§ Aim of the exercise: Extract every line below that contains the word "mobile".
— Begin Dataset records —
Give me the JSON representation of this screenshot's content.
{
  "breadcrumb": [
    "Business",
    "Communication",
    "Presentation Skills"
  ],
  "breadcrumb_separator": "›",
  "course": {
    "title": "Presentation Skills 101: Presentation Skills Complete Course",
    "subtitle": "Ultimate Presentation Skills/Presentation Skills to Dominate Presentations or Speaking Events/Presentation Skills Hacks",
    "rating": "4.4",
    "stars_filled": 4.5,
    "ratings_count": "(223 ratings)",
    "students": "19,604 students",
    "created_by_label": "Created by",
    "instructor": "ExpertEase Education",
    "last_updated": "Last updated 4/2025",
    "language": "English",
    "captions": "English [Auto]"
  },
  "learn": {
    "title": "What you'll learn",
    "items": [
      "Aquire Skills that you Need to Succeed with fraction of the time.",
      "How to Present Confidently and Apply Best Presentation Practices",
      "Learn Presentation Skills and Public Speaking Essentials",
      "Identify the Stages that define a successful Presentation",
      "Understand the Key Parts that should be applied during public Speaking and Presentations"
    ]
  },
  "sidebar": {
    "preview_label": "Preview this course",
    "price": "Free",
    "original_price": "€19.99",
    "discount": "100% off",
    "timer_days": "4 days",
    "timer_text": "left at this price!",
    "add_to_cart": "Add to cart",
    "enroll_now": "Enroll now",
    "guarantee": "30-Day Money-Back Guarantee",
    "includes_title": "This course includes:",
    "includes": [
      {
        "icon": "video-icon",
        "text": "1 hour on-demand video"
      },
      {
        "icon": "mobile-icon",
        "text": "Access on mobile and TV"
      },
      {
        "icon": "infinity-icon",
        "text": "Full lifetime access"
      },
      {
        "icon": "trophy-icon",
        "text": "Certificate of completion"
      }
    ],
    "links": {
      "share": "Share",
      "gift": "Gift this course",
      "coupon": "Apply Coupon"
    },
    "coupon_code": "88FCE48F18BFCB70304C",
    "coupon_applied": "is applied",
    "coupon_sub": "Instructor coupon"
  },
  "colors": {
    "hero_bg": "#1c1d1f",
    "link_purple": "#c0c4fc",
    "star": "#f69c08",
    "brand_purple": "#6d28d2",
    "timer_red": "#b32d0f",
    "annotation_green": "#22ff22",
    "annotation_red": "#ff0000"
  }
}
— End Dataset records —
— Begin Dataset records —
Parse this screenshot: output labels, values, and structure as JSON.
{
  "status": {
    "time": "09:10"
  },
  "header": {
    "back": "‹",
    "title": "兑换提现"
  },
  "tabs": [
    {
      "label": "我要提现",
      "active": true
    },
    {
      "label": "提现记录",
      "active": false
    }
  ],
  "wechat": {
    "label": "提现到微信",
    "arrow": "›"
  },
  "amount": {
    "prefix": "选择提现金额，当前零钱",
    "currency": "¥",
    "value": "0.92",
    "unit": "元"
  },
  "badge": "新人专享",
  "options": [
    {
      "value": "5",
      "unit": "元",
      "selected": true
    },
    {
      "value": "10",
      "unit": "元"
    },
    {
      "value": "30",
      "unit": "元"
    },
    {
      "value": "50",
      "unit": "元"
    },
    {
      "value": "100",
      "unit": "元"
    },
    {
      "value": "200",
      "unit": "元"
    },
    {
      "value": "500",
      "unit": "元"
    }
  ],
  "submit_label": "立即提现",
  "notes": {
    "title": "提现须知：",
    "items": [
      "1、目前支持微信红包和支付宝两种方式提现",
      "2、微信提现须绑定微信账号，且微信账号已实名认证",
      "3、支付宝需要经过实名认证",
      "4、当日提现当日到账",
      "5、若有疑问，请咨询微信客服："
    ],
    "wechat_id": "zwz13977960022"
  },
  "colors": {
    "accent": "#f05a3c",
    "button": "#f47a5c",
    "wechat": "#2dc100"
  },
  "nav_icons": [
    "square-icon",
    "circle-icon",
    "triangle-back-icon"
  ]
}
— End Dataset records —
§ Result for this task:
        "icon": "mobile-icon",
        "text": "Access on mobile and TV"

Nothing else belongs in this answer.